▶ _GIVEN EXERCISE_: Every line of the listing must be reproduced as it stands. Leave the images behind.
**** DATA SECTION
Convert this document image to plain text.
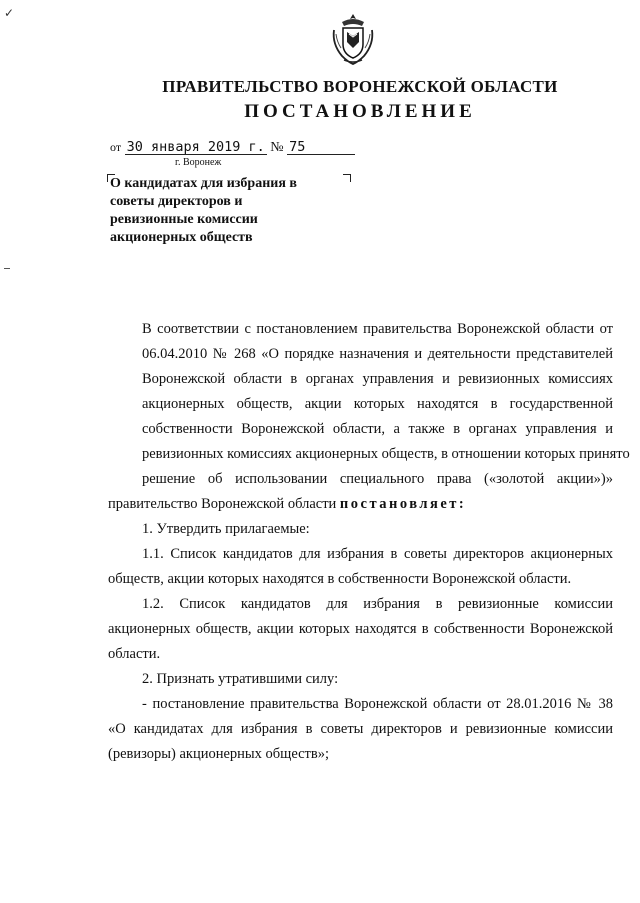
✓
ПРАВИТЕЛЬСТВО ВОРОНЕЖСКОЙ ОБЛАСТИ
ПОСТАНОВЛЕНИЕ
от 30 января 2019 г. № 75
г. Воронеж
О кандидатах для избрания в
советы директоров и
ревизионные комиссии
акционерных обществ

В соответствии с постановлением правительства Воронежской области от
06.04.2010 № 268 «О порядке назначения и деятельности представителей
Воронежской области в органах управления и ревизионных комиссиях
акционерных обществ, акции которых находятся в государственной
собственности Воронежской области, а также в органах управления и
ревизионных комиссиях акционерных обществ, в отношении которых принято
решение об использовании специального права («золотой акции»)»

правительство Воронежской области постановляет:

1. Утвердить прилагаемые:

1.1. Список кандидатов для избрания в советы директоров акционерных обществ, акции которых находятся в собственности Воронежской области.

1.2. Список кандидатов для избрания в ревизионные комиссии акционерных обществ, акции которых находятся в собственности Воронежской области.

2. Признать утратившими силу:

- постановление правительства Воронежской области от 28.01.2016 № 38 «О кандидатах для избрания в советы директоров и ревизионные комиссии (ревизоры) акционерных обществ»;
********
▶ _COMPLETED EXERCISE_:
Convert this document image to plain text.
✓
ПРАВИТЕЛЬСТВО ВОРОНЕЖСКОЙ ОБЛАСТИ
ПОСТАНОВЛЕНИЕ
от 30 января 2019 г. № 75
г. Воронеж
О кандидатах для избрания в
советы директоров и
ревизионные комиссии
акционерных обществ

В соответствии с постановлением правительства Воронежской области от
06.04.2010 № 268 «О порядке назначения и деятельности представителей
Воронежской области в органах управления и ревизионных комиссиях
акционерных обществ, акции которых находятся в государственной
собственности Воронежской области, а также в органах управления и
ревизионных комиссиях акционерных обществ, в отношении которых принято
решение об использовании специального права («золотой акции»)»

правительство Воронежской области постановляет:

1. Утвердить прилагаемые:

1.1. Список кандидатов для избрания в советы директоров акционерных обществ, акции которых находятся в собственности Воронежской области.

1.2. Список кандидатов для избрания в ревизионные комиссии акционерных обществ, акции которых находятся в собственности Воронежской области.

2. Признать утратившими силу:

- постановление правительства Воронежской области от 28.01.2016 № 38 «О кандидатах для избрания в советы директоров и ревизионные комиссии (ревизоры) акционерных обществ»;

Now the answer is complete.